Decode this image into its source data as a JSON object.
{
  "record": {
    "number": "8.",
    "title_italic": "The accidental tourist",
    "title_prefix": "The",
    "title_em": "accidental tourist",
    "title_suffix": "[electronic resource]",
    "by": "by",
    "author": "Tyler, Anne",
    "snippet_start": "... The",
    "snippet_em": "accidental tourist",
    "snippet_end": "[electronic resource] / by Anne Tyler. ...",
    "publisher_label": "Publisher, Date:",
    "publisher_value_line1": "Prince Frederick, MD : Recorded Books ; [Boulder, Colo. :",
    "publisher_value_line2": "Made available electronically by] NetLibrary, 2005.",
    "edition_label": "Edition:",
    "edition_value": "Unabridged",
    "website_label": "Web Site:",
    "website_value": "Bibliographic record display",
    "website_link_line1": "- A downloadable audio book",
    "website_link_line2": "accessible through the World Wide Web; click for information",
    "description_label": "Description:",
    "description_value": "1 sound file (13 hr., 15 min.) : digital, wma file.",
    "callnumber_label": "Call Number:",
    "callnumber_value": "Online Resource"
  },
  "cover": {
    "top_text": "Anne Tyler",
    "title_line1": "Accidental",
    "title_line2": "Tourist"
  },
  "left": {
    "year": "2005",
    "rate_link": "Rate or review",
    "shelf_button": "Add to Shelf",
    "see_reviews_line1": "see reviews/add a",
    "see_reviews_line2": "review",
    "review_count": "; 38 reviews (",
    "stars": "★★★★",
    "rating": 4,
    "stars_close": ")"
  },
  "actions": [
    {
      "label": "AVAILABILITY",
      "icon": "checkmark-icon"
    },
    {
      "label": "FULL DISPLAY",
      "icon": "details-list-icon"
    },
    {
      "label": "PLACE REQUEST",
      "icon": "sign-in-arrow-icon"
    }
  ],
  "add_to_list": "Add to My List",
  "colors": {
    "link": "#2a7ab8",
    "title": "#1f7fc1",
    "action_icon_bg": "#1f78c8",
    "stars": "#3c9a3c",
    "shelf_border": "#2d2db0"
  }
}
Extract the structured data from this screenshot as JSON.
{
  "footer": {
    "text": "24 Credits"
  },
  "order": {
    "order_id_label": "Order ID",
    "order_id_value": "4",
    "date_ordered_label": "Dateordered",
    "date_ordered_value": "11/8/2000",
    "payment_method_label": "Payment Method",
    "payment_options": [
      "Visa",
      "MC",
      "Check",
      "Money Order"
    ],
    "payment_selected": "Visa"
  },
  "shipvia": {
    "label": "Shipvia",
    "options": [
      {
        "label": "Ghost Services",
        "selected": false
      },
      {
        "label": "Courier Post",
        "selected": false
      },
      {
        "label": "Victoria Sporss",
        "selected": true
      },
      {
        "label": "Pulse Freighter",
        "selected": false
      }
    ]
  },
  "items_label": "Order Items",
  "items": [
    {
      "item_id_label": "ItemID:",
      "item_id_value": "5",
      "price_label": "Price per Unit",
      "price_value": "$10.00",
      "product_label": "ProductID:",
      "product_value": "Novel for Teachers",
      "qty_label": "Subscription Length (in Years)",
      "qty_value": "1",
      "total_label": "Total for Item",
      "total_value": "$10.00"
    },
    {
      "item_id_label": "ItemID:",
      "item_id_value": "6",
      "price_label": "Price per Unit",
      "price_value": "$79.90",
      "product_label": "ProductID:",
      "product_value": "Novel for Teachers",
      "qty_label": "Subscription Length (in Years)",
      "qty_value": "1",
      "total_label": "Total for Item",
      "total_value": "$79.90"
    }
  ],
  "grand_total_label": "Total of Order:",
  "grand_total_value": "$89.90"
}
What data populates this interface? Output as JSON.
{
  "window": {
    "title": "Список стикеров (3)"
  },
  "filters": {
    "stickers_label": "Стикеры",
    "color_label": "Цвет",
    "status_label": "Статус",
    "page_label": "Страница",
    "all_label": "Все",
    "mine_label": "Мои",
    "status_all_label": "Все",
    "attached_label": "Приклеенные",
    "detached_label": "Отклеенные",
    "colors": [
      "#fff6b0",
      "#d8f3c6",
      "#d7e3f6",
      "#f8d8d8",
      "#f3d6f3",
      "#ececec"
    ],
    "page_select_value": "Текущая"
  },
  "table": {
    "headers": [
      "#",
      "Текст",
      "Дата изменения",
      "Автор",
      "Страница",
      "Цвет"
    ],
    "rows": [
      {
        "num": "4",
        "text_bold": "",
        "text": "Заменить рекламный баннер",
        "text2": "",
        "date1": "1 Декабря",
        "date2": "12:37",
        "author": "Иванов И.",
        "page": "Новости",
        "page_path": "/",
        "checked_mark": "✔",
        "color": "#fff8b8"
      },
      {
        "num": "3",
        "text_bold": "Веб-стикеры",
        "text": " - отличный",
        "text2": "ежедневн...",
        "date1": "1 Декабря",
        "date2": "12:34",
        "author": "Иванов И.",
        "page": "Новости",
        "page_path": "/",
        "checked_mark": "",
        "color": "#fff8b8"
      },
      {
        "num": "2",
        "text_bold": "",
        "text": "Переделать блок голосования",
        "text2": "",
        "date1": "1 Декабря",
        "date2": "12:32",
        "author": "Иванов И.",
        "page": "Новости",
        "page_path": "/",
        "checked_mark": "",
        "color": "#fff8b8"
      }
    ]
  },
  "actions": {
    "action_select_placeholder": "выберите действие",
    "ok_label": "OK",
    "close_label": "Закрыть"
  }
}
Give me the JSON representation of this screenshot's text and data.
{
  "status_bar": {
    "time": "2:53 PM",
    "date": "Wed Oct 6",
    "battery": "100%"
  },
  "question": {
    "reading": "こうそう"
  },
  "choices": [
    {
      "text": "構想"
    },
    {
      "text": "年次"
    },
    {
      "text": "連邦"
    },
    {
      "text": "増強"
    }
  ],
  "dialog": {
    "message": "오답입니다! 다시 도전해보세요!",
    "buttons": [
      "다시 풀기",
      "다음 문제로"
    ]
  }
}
----
Repeat the lines from the one containing "Give me the" through the end of the listing, exactly and without any other lines; both ends are included.

Give me the JSON representation of this screenshot's text and data.
{
  "status_bar": {
    "time": "2:53 PM",
    "date": "Wed Oct 6",
    "battery": "100%"
  },
  "question": {
    "reading": "こうそう"
  },
  "choices": [
    {
      "text": "構想"
    },
    {
      "text": "年次"
    },
    {
      "text": "連邦"
    },
    {
      "text": "増強"
    }
  ],
  "dialog": {
    "message": "오답입니다! 다시 도전해보세요!",
    "buttons": [
      "다시 풀기",
      "다음 문제로"
    ]
  }
}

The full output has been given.